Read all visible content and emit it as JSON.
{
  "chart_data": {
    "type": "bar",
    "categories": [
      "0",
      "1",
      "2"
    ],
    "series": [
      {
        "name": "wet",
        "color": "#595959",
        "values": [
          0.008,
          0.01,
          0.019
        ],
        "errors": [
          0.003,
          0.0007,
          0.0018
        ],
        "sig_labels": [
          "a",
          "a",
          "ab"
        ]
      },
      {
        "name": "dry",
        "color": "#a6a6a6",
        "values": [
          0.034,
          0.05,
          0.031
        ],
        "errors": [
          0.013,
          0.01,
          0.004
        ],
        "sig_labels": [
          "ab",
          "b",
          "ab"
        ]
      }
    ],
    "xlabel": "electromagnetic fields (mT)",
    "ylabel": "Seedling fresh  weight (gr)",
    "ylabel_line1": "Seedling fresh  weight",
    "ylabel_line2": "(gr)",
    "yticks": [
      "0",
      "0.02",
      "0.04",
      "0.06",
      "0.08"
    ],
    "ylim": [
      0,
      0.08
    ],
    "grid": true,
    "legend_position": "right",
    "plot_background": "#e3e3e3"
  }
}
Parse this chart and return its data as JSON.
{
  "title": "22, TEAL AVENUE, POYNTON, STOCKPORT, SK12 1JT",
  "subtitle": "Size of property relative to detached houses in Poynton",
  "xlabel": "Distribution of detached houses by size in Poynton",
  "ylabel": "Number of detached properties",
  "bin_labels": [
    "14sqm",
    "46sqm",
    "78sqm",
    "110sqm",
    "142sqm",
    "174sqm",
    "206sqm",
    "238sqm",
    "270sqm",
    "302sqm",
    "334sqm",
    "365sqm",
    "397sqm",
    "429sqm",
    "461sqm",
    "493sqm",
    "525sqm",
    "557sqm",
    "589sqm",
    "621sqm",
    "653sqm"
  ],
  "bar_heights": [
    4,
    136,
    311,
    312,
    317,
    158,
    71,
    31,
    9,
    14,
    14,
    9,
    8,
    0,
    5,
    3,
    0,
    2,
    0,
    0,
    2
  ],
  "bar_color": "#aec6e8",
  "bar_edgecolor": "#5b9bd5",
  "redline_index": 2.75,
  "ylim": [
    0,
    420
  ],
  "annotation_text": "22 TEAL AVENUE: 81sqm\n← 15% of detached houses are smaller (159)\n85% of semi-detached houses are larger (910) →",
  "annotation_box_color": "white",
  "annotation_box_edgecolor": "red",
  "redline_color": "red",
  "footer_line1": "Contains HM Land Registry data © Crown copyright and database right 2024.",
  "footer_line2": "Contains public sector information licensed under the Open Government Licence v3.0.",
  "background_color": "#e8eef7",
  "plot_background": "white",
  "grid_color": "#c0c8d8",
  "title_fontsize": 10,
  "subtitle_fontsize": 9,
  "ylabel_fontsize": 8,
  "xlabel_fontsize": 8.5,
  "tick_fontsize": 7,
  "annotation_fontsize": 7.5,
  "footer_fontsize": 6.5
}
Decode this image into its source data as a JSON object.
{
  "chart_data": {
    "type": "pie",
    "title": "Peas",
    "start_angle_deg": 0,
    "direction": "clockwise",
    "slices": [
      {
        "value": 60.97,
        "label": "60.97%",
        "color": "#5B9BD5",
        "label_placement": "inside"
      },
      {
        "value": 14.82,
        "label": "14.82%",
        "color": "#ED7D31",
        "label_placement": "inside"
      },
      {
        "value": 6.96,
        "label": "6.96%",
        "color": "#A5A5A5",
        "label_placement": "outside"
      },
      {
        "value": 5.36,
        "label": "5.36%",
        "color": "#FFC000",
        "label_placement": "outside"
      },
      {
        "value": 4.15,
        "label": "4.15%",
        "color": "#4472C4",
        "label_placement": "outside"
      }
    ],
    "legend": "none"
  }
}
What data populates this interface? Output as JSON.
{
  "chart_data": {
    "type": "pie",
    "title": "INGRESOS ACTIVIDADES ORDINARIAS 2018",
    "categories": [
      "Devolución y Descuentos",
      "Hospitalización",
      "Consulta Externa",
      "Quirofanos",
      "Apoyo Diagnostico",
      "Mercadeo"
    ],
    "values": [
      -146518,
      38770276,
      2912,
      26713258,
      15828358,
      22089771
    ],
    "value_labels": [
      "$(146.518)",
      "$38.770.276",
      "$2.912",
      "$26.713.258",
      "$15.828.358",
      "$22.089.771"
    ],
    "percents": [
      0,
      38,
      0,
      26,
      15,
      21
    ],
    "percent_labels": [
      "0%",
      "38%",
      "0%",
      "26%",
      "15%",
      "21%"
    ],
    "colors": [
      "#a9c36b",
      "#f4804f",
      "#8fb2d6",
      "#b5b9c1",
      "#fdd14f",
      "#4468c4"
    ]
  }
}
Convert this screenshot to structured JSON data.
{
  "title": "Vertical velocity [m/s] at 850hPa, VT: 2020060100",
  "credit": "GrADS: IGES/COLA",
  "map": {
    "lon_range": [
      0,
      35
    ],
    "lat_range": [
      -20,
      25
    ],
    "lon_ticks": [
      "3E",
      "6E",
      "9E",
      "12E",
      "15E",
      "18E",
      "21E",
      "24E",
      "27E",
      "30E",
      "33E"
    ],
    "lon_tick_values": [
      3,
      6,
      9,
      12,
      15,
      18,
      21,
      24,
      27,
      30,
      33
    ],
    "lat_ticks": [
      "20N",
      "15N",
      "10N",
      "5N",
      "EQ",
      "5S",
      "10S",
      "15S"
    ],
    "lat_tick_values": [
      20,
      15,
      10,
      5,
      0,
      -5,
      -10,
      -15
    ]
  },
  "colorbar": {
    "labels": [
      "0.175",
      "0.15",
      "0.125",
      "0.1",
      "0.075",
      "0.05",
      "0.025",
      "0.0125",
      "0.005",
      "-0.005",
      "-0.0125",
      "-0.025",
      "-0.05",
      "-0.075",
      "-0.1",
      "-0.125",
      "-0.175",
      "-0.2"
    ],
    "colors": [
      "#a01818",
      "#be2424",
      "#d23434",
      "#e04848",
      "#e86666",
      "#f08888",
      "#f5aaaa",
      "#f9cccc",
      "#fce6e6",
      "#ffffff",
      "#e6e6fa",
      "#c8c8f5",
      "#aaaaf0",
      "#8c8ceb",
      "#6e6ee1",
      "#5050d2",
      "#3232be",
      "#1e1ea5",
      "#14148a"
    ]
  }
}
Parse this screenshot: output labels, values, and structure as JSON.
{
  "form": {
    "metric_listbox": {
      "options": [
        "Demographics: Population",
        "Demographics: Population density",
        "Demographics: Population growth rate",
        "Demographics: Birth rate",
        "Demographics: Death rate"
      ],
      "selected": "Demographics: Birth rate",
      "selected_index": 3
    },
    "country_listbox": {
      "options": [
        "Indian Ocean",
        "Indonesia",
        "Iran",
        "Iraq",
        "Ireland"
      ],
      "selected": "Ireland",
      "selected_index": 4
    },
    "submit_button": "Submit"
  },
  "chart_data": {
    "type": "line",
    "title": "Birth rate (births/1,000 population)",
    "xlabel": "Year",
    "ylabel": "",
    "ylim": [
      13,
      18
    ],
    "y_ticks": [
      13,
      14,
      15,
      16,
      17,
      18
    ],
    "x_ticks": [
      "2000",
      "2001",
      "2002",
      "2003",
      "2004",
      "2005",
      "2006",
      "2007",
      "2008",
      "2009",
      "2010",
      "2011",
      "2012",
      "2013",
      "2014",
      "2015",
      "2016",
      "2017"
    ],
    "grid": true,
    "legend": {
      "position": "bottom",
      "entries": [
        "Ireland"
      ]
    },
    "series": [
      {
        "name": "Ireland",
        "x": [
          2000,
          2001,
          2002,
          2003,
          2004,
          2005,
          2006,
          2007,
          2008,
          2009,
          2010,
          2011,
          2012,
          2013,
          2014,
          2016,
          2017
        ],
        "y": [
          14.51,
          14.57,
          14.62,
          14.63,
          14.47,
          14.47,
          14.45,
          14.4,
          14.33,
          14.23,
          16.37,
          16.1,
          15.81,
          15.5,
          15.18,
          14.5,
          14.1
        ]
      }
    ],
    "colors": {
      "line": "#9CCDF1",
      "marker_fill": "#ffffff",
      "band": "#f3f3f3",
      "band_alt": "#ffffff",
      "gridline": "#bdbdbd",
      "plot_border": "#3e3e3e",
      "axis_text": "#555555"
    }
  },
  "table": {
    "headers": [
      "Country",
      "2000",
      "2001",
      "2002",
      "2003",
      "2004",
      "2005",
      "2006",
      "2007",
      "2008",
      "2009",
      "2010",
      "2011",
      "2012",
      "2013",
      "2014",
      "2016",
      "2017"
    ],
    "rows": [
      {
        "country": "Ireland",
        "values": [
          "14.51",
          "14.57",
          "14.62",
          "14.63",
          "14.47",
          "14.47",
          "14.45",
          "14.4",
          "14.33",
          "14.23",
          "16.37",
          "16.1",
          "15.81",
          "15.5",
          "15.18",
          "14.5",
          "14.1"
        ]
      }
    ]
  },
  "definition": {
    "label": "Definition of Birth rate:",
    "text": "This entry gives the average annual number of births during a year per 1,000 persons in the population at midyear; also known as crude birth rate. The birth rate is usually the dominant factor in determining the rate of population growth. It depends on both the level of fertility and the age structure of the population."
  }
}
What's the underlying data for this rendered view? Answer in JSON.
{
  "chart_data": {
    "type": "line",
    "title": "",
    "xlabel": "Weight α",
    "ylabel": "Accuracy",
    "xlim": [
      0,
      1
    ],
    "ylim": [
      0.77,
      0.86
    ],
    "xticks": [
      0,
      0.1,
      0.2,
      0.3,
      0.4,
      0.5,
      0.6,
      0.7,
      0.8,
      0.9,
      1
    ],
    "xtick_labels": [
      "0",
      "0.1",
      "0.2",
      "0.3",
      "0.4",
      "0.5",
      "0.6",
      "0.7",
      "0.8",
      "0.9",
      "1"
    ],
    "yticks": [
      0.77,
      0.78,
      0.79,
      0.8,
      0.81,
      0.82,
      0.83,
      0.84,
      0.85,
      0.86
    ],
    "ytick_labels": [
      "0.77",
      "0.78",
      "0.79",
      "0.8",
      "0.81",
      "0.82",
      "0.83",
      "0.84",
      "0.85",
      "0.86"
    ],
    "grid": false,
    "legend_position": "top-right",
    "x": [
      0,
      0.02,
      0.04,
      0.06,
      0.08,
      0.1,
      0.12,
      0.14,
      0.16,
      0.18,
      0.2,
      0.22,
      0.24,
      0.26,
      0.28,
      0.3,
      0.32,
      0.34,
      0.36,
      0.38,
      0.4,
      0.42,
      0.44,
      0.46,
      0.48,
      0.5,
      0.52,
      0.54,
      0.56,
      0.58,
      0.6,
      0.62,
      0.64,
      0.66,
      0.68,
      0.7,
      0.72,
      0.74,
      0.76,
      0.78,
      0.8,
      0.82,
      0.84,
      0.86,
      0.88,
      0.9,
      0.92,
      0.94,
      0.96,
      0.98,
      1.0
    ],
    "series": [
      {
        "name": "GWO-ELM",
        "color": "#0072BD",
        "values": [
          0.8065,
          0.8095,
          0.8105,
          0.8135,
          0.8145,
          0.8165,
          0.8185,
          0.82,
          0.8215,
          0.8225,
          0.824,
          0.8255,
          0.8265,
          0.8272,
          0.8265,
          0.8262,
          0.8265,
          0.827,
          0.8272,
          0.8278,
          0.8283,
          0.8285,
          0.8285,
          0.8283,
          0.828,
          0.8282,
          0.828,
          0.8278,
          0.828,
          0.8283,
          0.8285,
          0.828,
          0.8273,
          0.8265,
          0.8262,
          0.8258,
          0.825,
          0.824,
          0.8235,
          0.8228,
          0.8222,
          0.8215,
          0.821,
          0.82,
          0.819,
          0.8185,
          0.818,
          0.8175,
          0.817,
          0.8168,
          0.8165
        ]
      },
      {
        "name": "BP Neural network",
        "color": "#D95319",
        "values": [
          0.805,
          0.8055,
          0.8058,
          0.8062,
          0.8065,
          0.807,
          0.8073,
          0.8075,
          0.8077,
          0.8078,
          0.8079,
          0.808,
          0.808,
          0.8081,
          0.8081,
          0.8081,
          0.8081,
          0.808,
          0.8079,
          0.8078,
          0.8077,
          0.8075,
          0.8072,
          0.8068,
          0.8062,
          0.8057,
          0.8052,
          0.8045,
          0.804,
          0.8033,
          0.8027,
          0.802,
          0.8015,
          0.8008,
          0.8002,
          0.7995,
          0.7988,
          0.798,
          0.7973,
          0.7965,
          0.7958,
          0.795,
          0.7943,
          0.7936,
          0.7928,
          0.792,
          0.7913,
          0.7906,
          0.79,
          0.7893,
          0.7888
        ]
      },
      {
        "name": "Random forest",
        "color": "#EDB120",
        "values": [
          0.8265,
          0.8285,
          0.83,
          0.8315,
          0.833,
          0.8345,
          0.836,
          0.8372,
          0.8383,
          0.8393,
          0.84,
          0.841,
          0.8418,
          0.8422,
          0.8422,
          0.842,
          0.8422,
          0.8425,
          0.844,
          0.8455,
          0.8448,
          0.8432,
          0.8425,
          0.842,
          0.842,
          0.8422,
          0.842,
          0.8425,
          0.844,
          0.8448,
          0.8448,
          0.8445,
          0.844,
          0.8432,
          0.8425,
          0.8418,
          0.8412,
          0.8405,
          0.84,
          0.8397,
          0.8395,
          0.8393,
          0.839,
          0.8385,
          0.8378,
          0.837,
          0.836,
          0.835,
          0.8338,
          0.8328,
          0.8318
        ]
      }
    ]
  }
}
*-*-*
• **Task objective**
Using the material above, gather every line that includes "houses".

• **Final result**
  "subtitle": "Size of property relative to detached houses in Poynton",
  "xlabel": "Distribution of detached houses by size in Poynton",
  "annotation_text": "22 TEAL AVENUE: 81sqm\n← 15% of detached houses are smaller (159)\n85% of semi-detached houses are larger (910) →",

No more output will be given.